GIVEN REQUEST -> Scan the data below. Pull out each line where "Самара" occurs.

Raw records ->
+--
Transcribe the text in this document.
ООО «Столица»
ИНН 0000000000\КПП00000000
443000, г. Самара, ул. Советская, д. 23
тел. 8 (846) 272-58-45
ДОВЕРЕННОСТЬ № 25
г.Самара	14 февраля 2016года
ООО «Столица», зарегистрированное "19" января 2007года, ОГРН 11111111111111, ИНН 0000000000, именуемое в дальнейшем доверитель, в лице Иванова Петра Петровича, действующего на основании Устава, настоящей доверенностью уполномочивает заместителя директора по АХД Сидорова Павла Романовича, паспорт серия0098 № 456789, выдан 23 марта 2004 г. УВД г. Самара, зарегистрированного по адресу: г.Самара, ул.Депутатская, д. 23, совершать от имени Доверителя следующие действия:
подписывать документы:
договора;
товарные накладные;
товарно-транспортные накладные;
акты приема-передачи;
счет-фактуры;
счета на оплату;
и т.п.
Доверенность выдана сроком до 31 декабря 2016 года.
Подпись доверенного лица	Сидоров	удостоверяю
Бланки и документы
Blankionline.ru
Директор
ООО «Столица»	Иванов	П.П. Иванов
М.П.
+--
WRITTEN ANSWER ->
443000, г. Самара, ул. Советская, д. 23
г.Самара	14 февраля 2016года
ООО «Столица», зарегистрированное "19" января 2007года, ОГРН 11111111111111, ИНН 0000000000, именуемое в дальнейшем доверитель, в лице Иванова Петра Петровича, действующего на основании Устава, настоящей доверенностью уполномочивает заместителя директора по АХД Сидорова Павла Романовича, паспорт серия0098 № 456789, выдан 23 марта 2004 г. УВД г. Самара, зарегистрированного по адресу: г.Самара, ул.Депутатская, д. 23, совершать от имени Доверителя следующие действия:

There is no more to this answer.